# [SHORT EXERCISE]
Search the data for the string "autres" and gather each line it is in.

# [EXTRACTED RECORDS]
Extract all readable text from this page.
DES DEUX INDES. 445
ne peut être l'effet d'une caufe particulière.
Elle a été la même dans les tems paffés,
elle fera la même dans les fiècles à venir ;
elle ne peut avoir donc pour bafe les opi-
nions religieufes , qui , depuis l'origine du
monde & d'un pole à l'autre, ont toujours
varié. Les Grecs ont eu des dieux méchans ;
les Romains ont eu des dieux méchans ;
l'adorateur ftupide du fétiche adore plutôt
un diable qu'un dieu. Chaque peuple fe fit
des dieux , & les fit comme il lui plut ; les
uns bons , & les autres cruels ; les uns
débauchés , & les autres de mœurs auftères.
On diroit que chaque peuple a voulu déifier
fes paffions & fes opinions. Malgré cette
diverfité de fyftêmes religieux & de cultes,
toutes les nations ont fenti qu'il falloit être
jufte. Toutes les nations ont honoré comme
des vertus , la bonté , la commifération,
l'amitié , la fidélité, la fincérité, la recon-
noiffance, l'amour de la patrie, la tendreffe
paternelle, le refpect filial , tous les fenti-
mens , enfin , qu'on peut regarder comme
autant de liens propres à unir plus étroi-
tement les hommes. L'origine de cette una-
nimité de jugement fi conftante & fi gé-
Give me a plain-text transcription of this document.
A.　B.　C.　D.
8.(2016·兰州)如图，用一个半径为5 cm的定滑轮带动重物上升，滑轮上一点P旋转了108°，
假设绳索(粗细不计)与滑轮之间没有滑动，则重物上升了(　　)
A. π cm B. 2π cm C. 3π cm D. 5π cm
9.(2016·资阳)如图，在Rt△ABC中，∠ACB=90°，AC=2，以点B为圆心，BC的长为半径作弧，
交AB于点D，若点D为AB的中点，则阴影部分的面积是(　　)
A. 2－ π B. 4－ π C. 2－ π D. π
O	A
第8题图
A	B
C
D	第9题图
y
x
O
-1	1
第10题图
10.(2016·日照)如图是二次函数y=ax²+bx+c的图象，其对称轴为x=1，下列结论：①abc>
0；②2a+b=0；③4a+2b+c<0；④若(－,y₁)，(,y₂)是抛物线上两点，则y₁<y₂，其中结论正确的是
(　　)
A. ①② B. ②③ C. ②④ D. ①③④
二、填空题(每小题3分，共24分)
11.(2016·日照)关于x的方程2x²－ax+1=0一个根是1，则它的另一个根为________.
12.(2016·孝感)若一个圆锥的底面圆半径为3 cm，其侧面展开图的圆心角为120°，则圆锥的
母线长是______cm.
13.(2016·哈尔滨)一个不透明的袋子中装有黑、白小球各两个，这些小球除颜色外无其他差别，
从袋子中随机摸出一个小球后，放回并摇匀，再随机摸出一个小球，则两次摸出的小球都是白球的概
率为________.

# [CORRECT RESULT]
uns bons , & les autres cruels ; les uns
débauchés , & les autres de mœurs auftères.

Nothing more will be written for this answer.